* **WORK TO COMPLETE**:
Retype all material exactly. Pictures stay out of the copy.
-------
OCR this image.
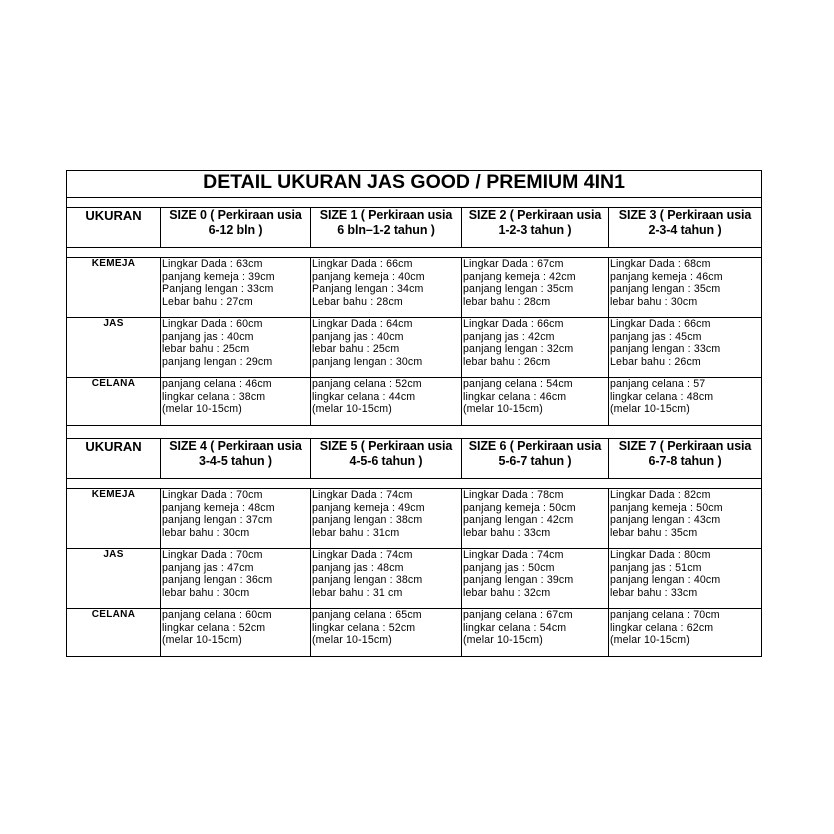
DETAIL UKURAN JAS GOOD / PREMIUM 4IN1				

UKURAN	SIZE 0 ( Perkiraan usia
6-12 bln )	SIZE 1 ( Perkiraan usia
6 bln–1-2 tahun )	SIZE 2 ( Perkiraan usia
1-2-3 tahun )	SIZE 3 ( Perkiraan usia
2-3-4 tahun )

KEMEJA	Lingkar Dada : 63cm
panjang kemeja : 39cm
Panjang lengan : 33cm
Lebar bahu : 27cm	Lingkar Dada : 66cm
panjang kemeja : 40cm
Panjang lengan : 34cm
Lebar bahu : 28cm	Lingkar Dada : 67cm
panjang kemeja : 42cm
panjang lengan : 35cm
lebar bahu : 28cm	Lingkar Dada : 68cm
panjang kemeja : 46cm
panjang lengan : 35cm
lebar bahu : 30cm

JAS	Lingkar Dada : 60cm
panjang jas : 40cm
lebar bahu : 25cm
panjang lengan : 29cm	Lingkar Dada : 64cm
panjang jas : 40cm
lebar bahu : 25cm
panjang lengan : 30cm	Lingkar Dada : 66cm
panjang jas : 42cm
panjang lengan : 32cm
lebar bahu : 26cm	Lingkar Dada : 66cm
panjang jas : 45cm
panjang lengan : 33cm
Lebar bahu : 26cm

CELANA	panjang celana : 46cm
lingkar celana : 38cm
(melar 10-15cm)	panjang celana : 52cm
lingkar celana : 44cm
(melar 10-15cm)	panjang celana : 54cm
lingkar celana : 46cm
(melar 10-15cm)	panjang celana : 57
lingkar celana : 48cm
(melar 10-15cm)

UKURAN	SIZE 4 ( Perkiraan usia
3-4-5 tahun )	SIZE 5 ( Perkiraan usia
4-5-6 tahun )	SIZE 6 ( Perkiraan usia
5-6-7 tahun )	SIZE 7 ( Perkiraan usia
6-7-8 tahun )

KEMEJA	Lingkar Dada : 70cm
panjang kemeja : 48cm
panjang lengan : 37cm
lebar bahu : 30cm	Lingkar Dada : 74cm
panjang kemeja : 49cm
panjang lengan : 38cm
lebar bahu : 31cm	Lingkar Dada : 78cm
panjang kemeja : 50cm
panjang lengan : 42cm
lebar bahu : 33cm	Lingkar Dada : 82cm
panjang kemeja : 50cm
panjang lengan : 43cm
lebar bahu : 35cm

JAS	Lingkar Dada : 70cm
panjang jas : 47cm
panjang lengan : 36cm
lebar bahu : 30cm	Lingkar Dada : 74cm
panjang jas : 48cm
panjang lengan : 38cm
lebar bahu : 31 cm	Lingkar Dada : 74cm
panjang jas : 50cm
panjang lengan : 39cm
lebar bahu : 32cm	Lingkar Dada : 80cm
panjang jas : 51cm
panjang lengan : 40cm
lebar bahu : 33cm

CELANA	panjang celana : 60cm
lingkar celana : 52cm
(melar 10-15cm)	panjang celana : 65cm
lingkar celana : 52cm
(melar 10-15cm)	panjang celana : 67cm
lingkar celana : 54cm
(melar 10-15cm)	panjang celana : 70cm
lingkar celana : 62cm
(melar 10-15cm)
-------
* **COMPLETED EXERCISE**:
OCR this image.
DETAIL UKURAN JAS GOOD / PREMIUM 4IN1				

UKURAN	SIZE 0 ( Perkiraan usia
6-12 bln )	SIZE 1 ( Perkiraan usia
6 bln–1-2 tahun )	SIZE 2 ( Perkiraan usia
1-2-3 tahun )	SIZE 3 ( Perkiraan usia
2-3-4 tahun )

KEMEJA	Lingkar Dada : 63cm
panjang kemeja : 39cm
Panjang lengan : 33cm
Lebar bahu : 27cm	Lingkar Dada : 66cm
panjang kemeja : 40cm
Panjang lengan : 34cm
Lebar bahu : 28cm	Lingkar Dada : 67cm
panjang kemeja : 42cm
panjang lengan : 35cm
lebar bahu : 28cm	Lingkar Dada : 68cm
panjang kemeja : 46cm
panjang lengan : 35cm
lebar bahu : 30cm

JAS	Lingkar Dada : 60cm
panjang jas : 40cm
lebar bahu : 25cm
panjang lengan : 29cm	Lingkar Dada : 64cm
panjang jas : 40cm
lebar bahu : 25cm
panjang lengan : 30cm	Lingkar Dada : 66cm
panjang jas : 42cm
panjang lengan : 32cm
lebar bahu : 26cm	Lingkar Dada : 66cm
panjang jas : 45cm
panjang lengan : 33cm
Lebar bahu : 26cm

CELANA	panjang celana : 46cm
lingkar celana : 38cm
(melar 10-15cm)	panjang celana : 52cm
lingkar celana : 44cm
(melar 10-15cm)	panjang celana : 54cm
lingkar celana : 46cm
(melar 10-15cm)	panjang celana : 57
lingkar celana : 48cm
(melar 10-15cm)

UKURAN	SIZE 4 ( Perkiraan usia
3-4-5 tahun )	SIZE 5 ( Perkiraan usia
4-5-6 tahun )	SIZE 6 ( Perkiraan usia
5-6-7 tahun )	SIZE 7 ( Perkiraan usia
6-7-8 tahun )

KEMEJA	Lingkar Dada : 70cm
panjang kemeja : 48cm
panjang lengan : 37cm
lebar bahu : 30cm	Lingkar Dada : 74cm
panjang kemeja : 49cm
panjang lengan : 38cm
lebar bahu : 31cm	Lingkar Dada : 78cm
panjang kemeja : 50cm
panjang lengan : 42cm
lebar bahu : 33cm	Lingkar Dada : 82cm
panjang kemeja : 50cm
panjang lengan : 43cm
lebar bahu : 35cm

JAS	Lingkar Dada : 70cm
panjang jas : 47cm
panjang lengan : 36cm
lebar bahu : 30cm	Lingkar Dada : 74cm
panjang jas : 48cm
panjang lengan : 38cm
lebar bahu : 31 cm	Lingkar Dada : 74cm
panjang jas : 50cm
panjang lengan : 39cm
lebar bahu : 32cm	Lingkar Dada : 80cm
panjang jas : 51cm
panjang lengan : 40cm
lebar bahu : 33cm

CELANA	panjang celana : 60cm
lingkar celana : 52cm
(melar 10-15cm)	panjang celana : 65cm
lingkar celana : 52cm
(melar 10-15cm)	panjang celana : 67cm
lingkar celana : 54cm
(melar 10-15cm)	panjang celana : 70cm
lingkar celana : 62cm
(melar 10-15cm)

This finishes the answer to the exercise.